Figure content listings:
===============

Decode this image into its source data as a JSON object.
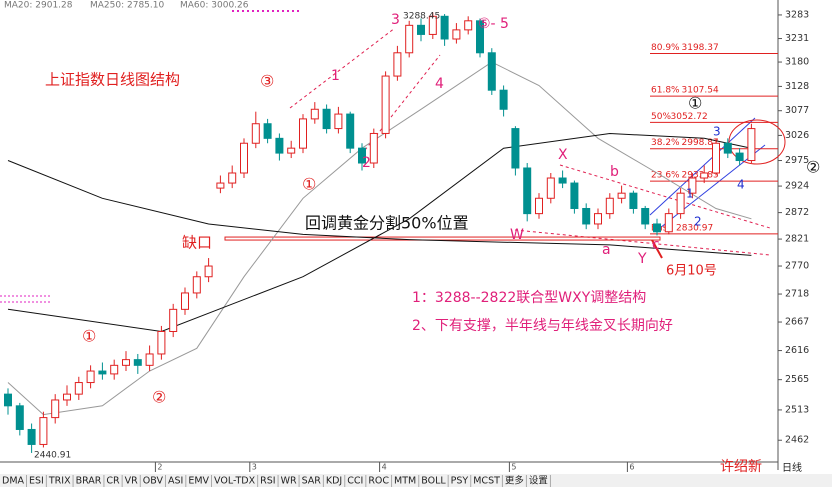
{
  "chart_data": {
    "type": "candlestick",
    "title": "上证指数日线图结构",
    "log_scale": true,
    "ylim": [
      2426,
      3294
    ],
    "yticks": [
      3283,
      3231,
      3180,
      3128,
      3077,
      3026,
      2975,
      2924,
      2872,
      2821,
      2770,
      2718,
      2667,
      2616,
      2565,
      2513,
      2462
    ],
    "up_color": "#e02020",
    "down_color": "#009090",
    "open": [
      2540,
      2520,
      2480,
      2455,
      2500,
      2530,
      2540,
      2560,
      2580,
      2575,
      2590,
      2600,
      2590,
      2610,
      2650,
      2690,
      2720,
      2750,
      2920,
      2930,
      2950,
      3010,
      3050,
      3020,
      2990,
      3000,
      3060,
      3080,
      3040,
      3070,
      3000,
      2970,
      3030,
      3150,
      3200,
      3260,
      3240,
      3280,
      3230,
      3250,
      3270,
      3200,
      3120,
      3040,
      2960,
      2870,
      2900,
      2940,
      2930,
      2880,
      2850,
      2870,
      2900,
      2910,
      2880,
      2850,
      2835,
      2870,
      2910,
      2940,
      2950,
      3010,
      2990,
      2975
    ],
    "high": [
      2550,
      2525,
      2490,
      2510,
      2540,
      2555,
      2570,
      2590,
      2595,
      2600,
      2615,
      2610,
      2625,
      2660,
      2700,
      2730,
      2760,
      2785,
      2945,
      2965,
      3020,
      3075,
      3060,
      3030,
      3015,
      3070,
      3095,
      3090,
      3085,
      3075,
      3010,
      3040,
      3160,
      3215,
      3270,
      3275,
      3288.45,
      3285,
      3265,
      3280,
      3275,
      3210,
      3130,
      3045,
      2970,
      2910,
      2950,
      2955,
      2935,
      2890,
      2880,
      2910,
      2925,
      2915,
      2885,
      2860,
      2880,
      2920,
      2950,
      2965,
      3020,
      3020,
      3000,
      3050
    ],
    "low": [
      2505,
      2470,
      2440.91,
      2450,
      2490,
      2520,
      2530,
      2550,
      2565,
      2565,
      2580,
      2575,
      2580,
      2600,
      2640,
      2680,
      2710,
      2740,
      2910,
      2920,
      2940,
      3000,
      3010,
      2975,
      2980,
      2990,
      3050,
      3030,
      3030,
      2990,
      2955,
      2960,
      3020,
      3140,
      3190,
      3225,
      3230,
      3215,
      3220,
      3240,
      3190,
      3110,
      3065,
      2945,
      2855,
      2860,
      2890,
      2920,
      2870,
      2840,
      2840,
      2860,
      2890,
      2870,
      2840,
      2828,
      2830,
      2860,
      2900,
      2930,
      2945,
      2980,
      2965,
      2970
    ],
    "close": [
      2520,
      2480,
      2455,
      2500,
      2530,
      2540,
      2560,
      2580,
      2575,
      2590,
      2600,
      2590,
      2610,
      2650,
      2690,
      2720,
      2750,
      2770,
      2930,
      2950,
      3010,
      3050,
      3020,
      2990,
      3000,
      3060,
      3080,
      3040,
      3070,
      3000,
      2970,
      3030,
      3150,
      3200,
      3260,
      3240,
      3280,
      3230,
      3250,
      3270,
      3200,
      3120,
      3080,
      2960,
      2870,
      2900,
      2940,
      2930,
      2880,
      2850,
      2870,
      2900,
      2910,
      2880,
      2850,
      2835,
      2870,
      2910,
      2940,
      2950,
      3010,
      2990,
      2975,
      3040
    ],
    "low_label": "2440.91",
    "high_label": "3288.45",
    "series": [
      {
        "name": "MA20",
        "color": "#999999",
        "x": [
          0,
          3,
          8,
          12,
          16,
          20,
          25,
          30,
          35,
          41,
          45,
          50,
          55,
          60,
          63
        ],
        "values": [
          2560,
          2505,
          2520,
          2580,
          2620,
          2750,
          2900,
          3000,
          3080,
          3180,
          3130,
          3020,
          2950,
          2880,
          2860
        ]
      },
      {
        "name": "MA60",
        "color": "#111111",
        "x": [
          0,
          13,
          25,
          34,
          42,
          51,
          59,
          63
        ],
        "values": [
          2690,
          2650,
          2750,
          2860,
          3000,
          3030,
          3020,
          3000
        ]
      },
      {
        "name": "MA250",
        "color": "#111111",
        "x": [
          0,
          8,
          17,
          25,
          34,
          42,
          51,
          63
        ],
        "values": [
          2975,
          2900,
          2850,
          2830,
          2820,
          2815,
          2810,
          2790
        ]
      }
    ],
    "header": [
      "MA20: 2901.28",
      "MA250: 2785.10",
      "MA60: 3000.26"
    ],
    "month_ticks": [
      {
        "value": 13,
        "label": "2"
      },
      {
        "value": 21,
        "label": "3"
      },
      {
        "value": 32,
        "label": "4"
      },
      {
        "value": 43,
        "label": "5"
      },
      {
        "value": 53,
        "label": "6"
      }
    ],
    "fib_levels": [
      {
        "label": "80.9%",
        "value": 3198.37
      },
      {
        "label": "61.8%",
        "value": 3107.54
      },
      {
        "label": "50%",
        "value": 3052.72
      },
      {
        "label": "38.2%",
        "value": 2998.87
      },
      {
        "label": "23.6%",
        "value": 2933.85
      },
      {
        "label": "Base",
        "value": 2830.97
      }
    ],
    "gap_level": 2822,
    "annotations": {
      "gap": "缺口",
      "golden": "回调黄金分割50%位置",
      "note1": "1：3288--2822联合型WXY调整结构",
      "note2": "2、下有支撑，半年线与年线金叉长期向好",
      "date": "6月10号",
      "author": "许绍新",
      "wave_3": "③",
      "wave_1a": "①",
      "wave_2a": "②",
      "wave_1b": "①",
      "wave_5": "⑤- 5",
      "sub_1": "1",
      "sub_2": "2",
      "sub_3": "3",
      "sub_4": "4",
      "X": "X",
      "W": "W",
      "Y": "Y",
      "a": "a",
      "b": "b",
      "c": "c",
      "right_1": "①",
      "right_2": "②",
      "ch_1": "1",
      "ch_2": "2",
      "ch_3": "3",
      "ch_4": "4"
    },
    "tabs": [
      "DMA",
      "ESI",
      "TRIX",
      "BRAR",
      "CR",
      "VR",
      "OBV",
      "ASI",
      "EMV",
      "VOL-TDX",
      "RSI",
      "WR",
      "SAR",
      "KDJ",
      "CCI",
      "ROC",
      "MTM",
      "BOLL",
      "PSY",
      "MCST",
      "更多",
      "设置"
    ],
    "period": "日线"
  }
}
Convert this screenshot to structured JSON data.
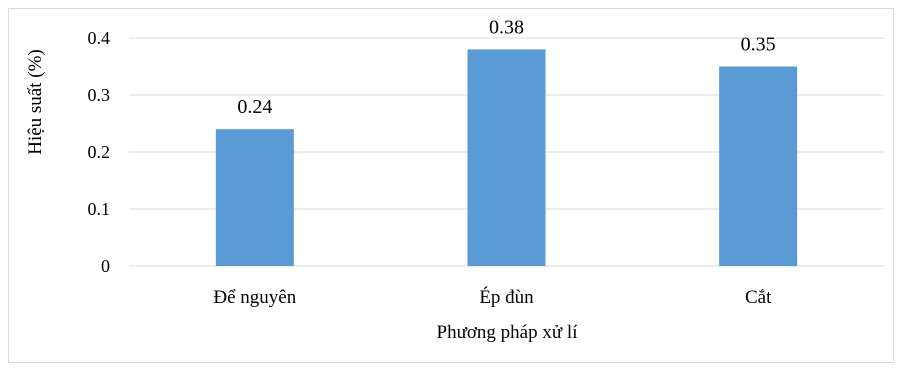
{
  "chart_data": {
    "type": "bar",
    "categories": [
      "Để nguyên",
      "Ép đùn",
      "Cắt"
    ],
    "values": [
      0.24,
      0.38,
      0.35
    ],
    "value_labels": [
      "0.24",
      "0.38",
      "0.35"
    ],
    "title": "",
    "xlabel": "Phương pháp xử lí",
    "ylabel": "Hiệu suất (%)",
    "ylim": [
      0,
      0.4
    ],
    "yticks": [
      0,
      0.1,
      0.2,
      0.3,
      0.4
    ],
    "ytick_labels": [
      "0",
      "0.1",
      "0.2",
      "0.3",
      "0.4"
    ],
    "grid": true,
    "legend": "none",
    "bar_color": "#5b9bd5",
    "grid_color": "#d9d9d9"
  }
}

===============

## Job
From the line containing "Convert this screenshot" down to the last line of the data, print every line exactly and nothing else. Pictures stay out of the copy.

## Worked solution
Convert this screenshot to structured JSON data.
{
  "chart_data": {
    "type": "bar",
    "categories": [
      "Để nguyên",
      "Ép đùn",
      "Cắt"
    ],
    "values": [
      0.24,
      0.38,
      0.35
    ],
    "value_labels": [
      "0.24",
      "0.38",
      "0.35"
    ],
    "title": "",
    "xlabel": "Phương pháp xử lí",
    "ylabel": "Hiệu suất (%)",
    "ylim": [
      0,
      0.4
    ],
    "yticks": [
      0,
      0.1,
      0.2,
      0.3,
      0.4
    ],
    "ytick_labels": [
      "0",
      "0.1",
      "0.2",
      "0.3",
      "0.4"
    ],
    "grid": true,
    "legend": "none",
    "bar_color": "#5b9bd5",
    "grid_color": "#d9d9d9"
  }
}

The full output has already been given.